» **SHORT EXERCISE**
Compute the number of lines that include the string "系统启动过程中报错", then output that number and nothing else.

DATA TO PROCESS start

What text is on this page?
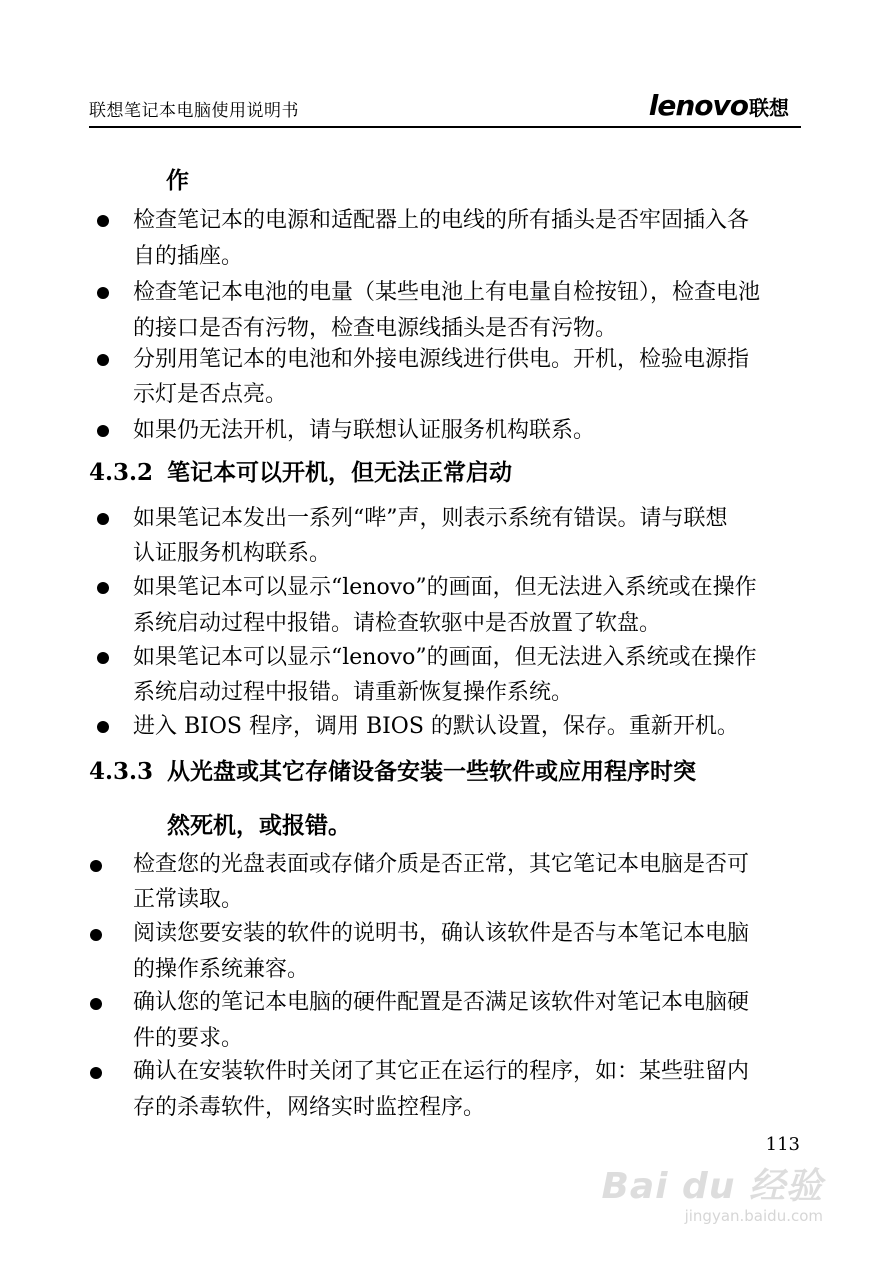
联想笔记本电脑使用说明书	lenovo联想
作
检查笔记本的电源和适配器上的电线的所有插头是否牢固插入各
自的插座。
检查笔记本电池的电量（某些电池上有电量自检按钮），检查电池
的接口是否有污物，检查电源线插头是否有污物。
分别用笔记本的电池和外接电源线进行供电。开机，检验电源指
示灯是否点亮。
如果仍无法开机，请与联想认证服务机构联系。
4.3.2 笔记本可以开机，但无法正常启动
如果笔记本发出一系列“哔”声，则表示系统有错误。请与联想
认证服务机构联系。
如果笔记本可以显示“lenovo”的画面，但无法进入系统或在操作
系统启动过程中报错。请检查软驱中是否放置了软盘。
如果笔记本可以显示“lenovo”的画面，但无法进入系统或在操作
系统启动过程中报错。请重新恢复操作系统。
进入 BIOS 程序，调用 BIOS 的默认设置，保存。重新开机。
4.3.3 从光盘或其它存储设备安装一些软件或应用程序时突
然死机，或报错。
检查您的光盘表面或存储介质是否正常，其它笔记本电脑是否可
正常读取。
阅读您要安装的软件的说明书，确认该软件是否与本笔记本电脑
的操作系统兼容。
确认您的笔记本电脑的硬件配置是否满足该软件对笔记本电脑硬
件的要求。
确认在安装软件时关闭了其它正在运行的程序，如：某些驻留内
存的杀毒软件，网络实时监控程序。
113
Bai du 经验
jingyan.baidu.com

DATA TO PROCESS end

» **CORRECT OUTPUT**
2